Extracto facilitado:
****************************************

De pilot, con un sombrero de esos que usan los sheriff, y ese aire de despedida que cobró cuando los alcoholes empezaron a ganarle la pulseada. Cuando al fin me le acerco me recibe con esa frase: "Aquí viene el último cowboy". Llorar era un exceso y reír era hipocresía, de modo que me diluí en un par de frases de circunstancia y seguí mi camino, pensando en que, definitivamente, los Ramírez nacimos para la tragicomedia.
Mi abuela paterna -la Adelaida- fue ,durante muchos años, cocinera de la parroquia, por tanto ,para ella los sacerdotes eran apenas algo menos sagrado que el Niño Jesús. Aconteció que uno de esos 6 de Enero en que mi padre celebraba su cumpleaños con uno de los clásicos y tormentosos asados bajo el tala (que aún está frente a la casa materna), la sobremesa se tiñó de vino VUDÚ y, para colmo de males, había una guitarra a mano.
Mi abuela, resignada, se sentó a la puerta de su casa, rogando que aquello fuera breve, pero ese día nuestro Señor andaba con ganas de hacer bromas. Primero, mi viejo quiso homenajearla cantando un vals: "Pedacito de cielo", pero la emoción lo traicionaba a cada compás y , como él era del país donde los hombres no lloran, desistió de la serenata. La Adelaida para entonces había adquirido una expresión de Toro Sentado y no se dejó conmover.

****************************************

Datos proporcionados:
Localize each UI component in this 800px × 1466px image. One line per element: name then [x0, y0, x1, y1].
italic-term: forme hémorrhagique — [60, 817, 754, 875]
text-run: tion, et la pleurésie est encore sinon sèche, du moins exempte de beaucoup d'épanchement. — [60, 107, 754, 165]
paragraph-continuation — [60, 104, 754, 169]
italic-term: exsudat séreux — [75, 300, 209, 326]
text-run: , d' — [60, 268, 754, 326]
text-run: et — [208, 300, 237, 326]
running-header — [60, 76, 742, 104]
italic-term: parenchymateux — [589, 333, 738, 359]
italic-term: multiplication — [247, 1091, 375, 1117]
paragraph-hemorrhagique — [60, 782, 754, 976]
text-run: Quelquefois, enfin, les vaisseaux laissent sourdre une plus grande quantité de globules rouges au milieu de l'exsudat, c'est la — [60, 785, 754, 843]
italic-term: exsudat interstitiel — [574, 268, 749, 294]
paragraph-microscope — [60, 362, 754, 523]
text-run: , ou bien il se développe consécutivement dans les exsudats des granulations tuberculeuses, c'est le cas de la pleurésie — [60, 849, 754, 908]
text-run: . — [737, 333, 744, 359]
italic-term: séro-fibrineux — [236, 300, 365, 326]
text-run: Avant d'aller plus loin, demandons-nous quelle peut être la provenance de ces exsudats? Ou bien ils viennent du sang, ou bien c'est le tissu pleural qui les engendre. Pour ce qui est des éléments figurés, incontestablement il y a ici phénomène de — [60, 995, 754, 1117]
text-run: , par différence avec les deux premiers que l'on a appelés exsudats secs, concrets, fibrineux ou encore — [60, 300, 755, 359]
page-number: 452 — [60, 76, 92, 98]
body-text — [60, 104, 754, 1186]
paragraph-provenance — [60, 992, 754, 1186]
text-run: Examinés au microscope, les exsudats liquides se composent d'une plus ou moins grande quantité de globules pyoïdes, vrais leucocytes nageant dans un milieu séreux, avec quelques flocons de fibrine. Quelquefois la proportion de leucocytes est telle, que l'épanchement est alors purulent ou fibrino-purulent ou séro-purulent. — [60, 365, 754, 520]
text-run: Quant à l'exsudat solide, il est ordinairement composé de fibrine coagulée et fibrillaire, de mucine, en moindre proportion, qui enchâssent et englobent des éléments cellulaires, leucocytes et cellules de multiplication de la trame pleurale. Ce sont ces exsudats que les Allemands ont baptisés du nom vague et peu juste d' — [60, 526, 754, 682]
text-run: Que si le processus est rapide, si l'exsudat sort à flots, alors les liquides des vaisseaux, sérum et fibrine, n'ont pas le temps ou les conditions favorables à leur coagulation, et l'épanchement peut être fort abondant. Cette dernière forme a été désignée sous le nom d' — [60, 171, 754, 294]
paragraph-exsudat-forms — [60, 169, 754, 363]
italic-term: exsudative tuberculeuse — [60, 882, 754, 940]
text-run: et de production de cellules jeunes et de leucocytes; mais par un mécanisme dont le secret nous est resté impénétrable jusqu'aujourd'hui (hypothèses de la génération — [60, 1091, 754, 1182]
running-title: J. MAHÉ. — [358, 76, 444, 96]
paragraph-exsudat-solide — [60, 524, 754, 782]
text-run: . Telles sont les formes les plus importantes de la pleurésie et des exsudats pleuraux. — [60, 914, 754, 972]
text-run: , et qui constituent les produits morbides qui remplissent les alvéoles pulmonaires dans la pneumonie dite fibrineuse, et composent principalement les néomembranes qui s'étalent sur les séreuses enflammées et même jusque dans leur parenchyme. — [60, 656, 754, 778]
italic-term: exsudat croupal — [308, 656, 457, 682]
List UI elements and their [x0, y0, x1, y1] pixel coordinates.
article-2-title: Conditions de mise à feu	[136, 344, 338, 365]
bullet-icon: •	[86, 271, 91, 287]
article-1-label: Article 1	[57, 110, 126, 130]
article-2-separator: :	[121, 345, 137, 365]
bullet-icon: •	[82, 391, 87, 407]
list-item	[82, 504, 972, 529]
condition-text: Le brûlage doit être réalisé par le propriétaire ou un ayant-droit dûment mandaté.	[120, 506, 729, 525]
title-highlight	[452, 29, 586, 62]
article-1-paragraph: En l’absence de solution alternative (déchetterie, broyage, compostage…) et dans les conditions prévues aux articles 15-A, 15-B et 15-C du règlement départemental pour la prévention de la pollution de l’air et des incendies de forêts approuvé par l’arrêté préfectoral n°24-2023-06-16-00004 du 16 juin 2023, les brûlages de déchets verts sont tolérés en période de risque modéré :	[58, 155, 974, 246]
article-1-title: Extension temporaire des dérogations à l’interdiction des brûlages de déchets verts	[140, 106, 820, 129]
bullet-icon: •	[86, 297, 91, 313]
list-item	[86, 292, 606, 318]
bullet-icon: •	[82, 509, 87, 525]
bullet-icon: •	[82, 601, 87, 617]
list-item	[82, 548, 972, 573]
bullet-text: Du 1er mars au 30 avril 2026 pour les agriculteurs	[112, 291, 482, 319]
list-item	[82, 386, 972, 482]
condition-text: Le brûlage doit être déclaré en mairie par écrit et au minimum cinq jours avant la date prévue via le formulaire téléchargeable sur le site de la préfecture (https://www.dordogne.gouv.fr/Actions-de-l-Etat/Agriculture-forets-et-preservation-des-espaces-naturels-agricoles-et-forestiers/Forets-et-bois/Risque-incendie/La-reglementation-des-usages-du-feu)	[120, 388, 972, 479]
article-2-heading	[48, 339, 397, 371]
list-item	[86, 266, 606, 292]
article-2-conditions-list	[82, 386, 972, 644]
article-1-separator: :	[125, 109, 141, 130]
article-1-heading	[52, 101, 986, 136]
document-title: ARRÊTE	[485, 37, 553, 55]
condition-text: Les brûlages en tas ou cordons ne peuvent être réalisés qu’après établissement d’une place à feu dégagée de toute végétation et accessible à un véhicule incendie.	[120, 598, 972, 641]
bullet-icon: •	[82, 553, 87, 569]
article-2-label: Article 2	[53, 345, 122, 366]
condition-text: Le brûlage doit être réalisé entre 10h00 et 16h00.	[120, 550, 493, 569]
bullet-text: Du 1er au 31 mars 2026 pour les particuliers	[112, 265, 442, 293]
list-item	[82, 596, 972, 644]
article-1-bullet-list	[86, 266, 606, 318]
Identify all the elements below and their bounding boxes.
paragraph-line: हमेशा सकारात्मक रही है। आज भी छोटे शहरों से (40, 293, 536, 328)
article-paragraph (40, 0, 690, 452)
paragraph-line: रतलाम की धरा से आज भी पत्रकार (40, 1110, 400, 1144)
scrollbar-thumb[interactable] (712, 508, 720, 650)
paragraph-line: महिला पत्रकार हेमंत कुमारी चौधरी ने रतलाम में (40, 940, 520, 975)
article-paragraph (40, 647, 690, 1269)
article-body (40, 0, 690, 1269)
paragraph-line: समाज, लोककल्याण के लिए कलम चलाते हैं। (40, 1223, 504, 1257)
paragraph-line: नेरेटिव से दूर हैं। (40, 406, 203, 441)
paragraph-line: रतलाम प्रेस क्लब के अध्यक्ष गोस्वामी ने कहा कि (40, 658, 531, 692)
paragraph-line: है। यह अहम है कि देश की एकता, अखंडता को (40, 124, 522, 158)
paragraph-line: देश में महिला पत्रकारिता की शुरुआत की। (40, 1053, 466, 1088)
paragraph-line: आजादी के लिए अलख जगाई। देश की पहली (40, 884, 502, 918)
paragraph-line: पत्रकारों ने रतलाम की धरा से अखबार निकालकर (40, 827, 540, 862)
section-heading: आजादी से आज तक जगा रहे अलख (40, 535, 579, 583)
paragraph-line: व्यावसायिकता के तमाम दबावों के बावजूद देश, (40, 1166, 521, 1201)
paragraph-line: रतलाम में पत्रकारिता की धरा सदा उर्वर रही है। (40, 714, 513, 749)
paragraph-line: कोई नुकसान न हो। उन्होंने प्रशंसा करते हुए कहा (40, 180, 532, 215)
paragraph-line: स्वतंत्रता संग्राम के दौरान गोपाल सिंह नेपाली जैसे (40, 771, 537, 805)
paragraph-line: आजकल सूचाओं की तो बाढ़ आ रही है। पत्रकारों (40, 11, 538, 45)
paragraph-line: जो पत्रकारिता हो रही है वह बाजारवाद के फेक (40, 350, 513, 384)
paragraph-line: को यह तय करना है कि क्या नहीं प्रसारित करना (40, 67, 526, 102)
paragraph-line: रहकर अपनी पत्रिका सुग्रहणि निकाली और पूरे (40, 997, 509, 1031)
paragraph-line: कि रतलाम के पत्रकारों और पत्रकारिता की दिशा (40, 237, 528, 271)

****************************************

Ejercicios propuestos:
1. En el extracto sobre la familia Ramírez, ¿qué oficio desempeñó durante muchos años la abuela paterna Adelaida?
2. Prosigue el extracto sobre la familia Ramírez a partir de su última oración.

Resultados:
1. Fue cocinera de la parroquia.

2.
Tras unos minutos en los cuales el festejo parecía tocar fin, resucitó mi tío, quien se había ido apagando por los efectos del calor y los tintos. Y entonces incorporó en Joselito. Tonadillas flamencas y amagos de paso doble con un sello personal: una patadita al costado y su expresión característica. "¡Ñéi!" (???)
A esas alturas la Adelaida había mutado en basilisco pero, así y todo, continuaba implorando al Señor que no pasara ningún vecino y así aquel bochorno fuera lo más privado posible. Y en eso el Supremo le dio el gusto: no pasó ningún vecino. Pero acertó a pasar el mismísimo cura.
En lo alto de la calle asomó la negra silueta del Padre Alonso y entonces mi tío y mi padre, que nunca olvidaron sus días de monaguillo, le salieron al paso y medio lo conminaron a unirse al festejo, mientras le bailaban en la vuelta a lo Miguel de Molina. El pobre Alonso tan sólo repetía: "Coloso ché, coloso", y se esfumó en cuanto Los Churumbeles de España le dieron un respiro.
El corolario fue el habitual: la Adelaida con una rodaja de papa en cada sien para aliviar la jaqueca, y cada uno a su casa para aliviar la resaca.
Mi padre con nombre de héroe (José Gervasio),presumía de buen tirador. Jamás lo ví en una cacería ni en una persecución, pero recuerdo algún episodio que viene a cuento.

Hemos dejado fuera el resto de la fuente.